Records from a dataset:
┌──

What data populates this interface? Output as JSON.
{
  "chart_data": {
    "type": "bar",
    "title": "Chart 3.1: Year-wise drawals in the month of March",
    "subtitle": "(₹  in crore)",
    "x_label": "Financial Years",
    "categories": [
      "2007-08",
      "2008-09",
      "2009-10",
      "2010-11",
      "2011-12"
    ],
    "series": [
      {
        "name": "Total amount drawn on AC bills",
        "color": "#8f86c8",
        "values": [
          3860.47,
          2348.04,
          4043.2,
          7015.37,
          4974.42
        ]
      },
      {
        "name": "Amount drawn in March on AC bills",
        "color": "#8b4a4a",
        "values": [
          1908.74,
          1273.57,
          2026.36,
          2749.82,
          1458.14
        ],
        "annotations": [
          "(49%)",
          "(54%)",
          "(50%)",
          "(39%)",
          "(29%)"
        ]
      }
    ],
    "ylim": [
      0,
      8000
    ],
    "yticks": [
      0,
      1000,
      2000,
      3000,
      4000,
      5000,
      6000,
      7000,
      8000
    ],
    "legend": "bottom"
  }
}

└──

• [TASK PROMPT]:
Pull out every line containing "name".

• [CORRECT OUTPUT]:
        "name": "Total amount drawn on AC bills",
        "name": "Amount drawn in March on AC bills",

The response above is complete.